■ Set problem
Can you transcribe every line exactly and leave the pictures behind?

Collection entries
● ● ● ●
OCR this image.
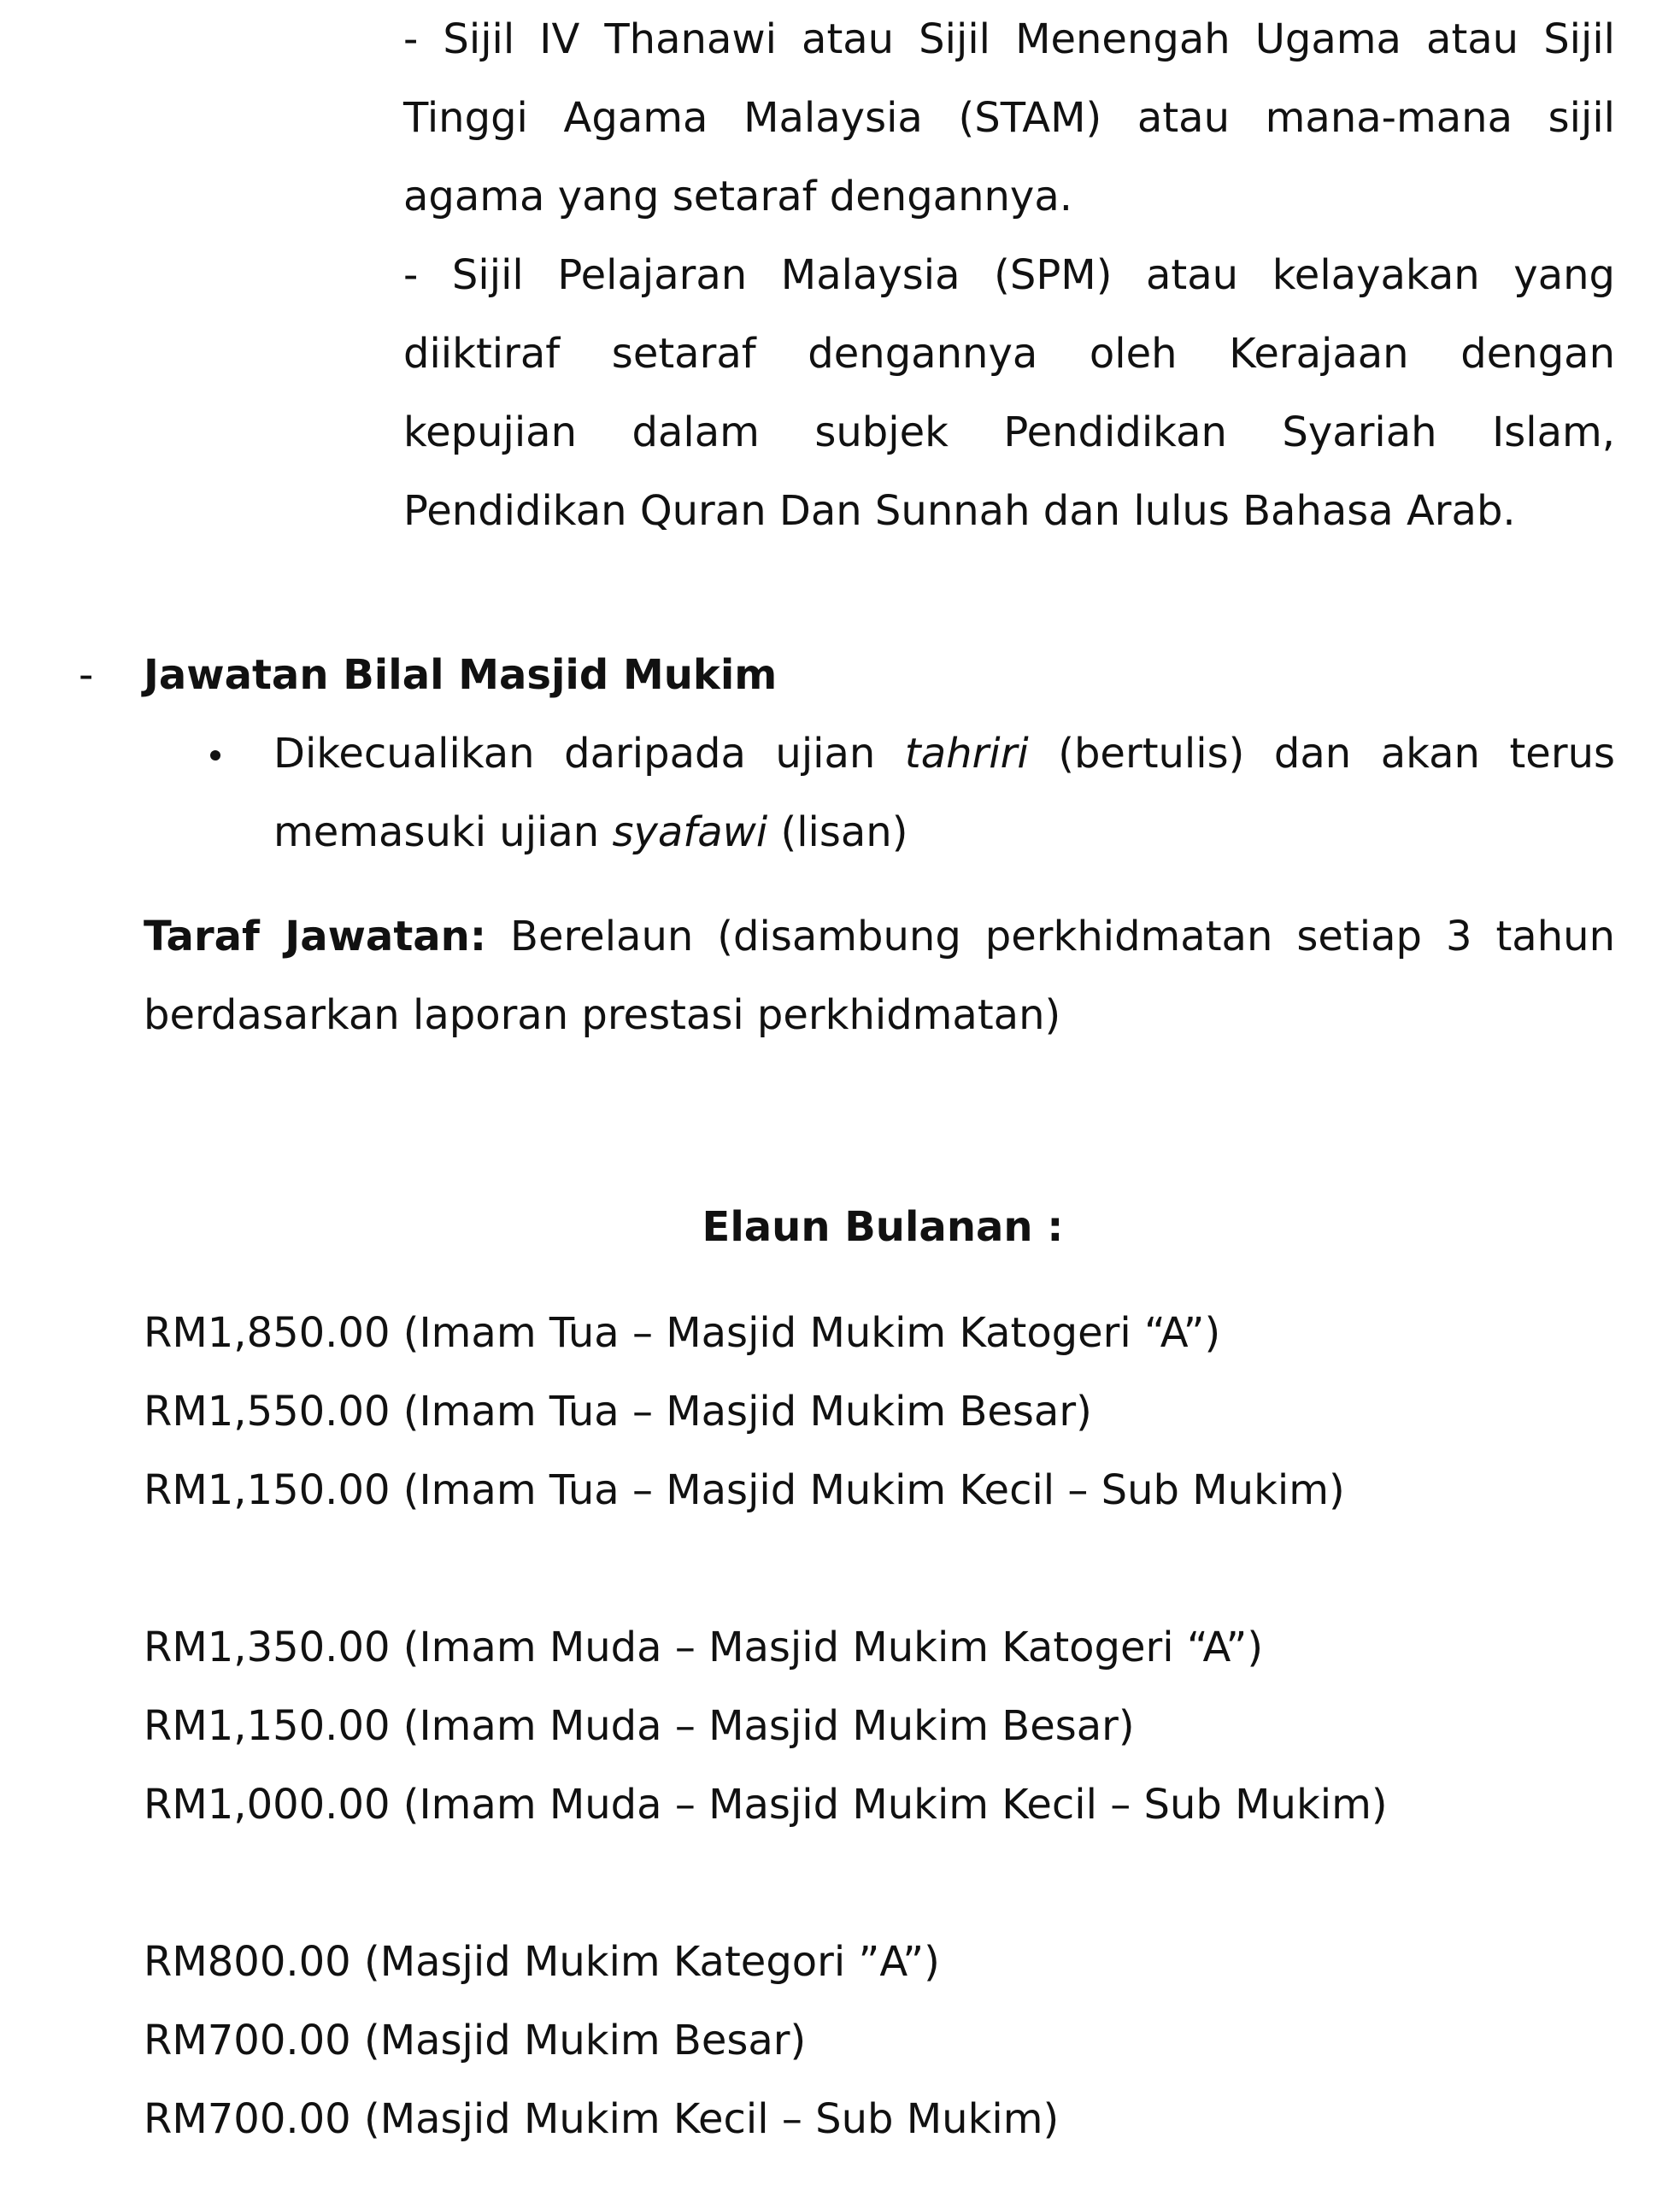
- Sijil IV Thanawi atau Sijil Menengah Ugama atau Sijil
Tinggi Agama Malaysia (STAM) atau mana-mana sijil
agama yang setaraf dengannya.
- Sijil Pelajaran Malaysia (SPM) atau kelayakan yang
diiktiraf setaraf dengannya oleh Kerajaan dengan
kepujian dalam subjek Pendidikan Syariah Islam,
Pendidikan Quran Dan Sunnah dan lulus Bahasa Arab.
- Jawatan Bilal Masjid Mukim
Dikecualikan daripada ujian tahriri (bertulis) dan akan terus
memasuki ujian syafawi (lisan)
Taraf Jawatan: Berelaun (disambung perkhidmatan setiap 3 tahun
berdasarkan laporan prestasi perkhidmatan)
Elaun Bulanan :
RM1,850.00 (Imam Tua – Masjid Mukim Katogeri “A”)
RM1,550.00 (Imam Tua – Masjid Mukim Besar)
RM1,150.00 (Imam Tua – Masjid Mukim Kecil – Sub Mukim)
RM1,350.00 (Imam Muda – Masjid Mukim Katogeri “A”)
RM1,150.00 (Imam Muda – Masjid Mukim Besar)
RM1,000.00 (Imam Muda – Masjid Mukim Kecil – Sub Mukim)
RM800.00 (Masjid Mukim Kategori ”A”)
RM700.00 (Masjid Mukim Besar)
RM700.00 (Masjid Mukim Kecil – Sub Mukim)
● ● ● ●
■ Task output
OCR this image.
- Sijil IV Thanawi atau Sijil Menengah Ugama atau Sijil
Tinggi Agama Malaysia (STAM) atau mana-mana sijil
agama yang setaraf dengannya.
- Sijil Pelajaran Malaysia (SPM) atau kelayakan yang
diiktiraf setaraf dengannya oleh Kerajaan dengan
kepujian dalam subjek Pendidikan Syariah Islam,
Pendidikan Quran Dan Sunnah dan lulus Bahasa Arab.
- Jawatan Bilal Masjid Mukim
Dikecualikan daripada ujian tahriri (bertulis) dan akan terus
memasuki ujian syafawi (lisan)
Taraf Jawatan: Berelaun (disambung perkhidmatan setiap 3 tahun
berdasarkan laporan prestasi perkhidmatan)
Elaun Bulanan :
RM1,850.00 (Imam Tua – Masjid Mukim Katogeri “A”)
RM1,550.00 (Imam Tua – Masjid Mukim Besar)
RM1,150.00 (Imam Tua – Masjid Mukim Kecil – Sub Mukim)
RM1,350.00 (Imam Muda – Masjid Mukim Katogeri “A”)
RM1,150.00 (Imam Muda – Masjid Mukim Besar)
RM1,000.00 (Imam Muda – Masjid Mukim Kecil – Sub Mukim)
RM800.00 (Masjid Mukim Kategori ”A”)
RM700.00 (Masjid Mukim Besar)
RM700.00 (Masjid Mukim Kecil – Sub Mukim)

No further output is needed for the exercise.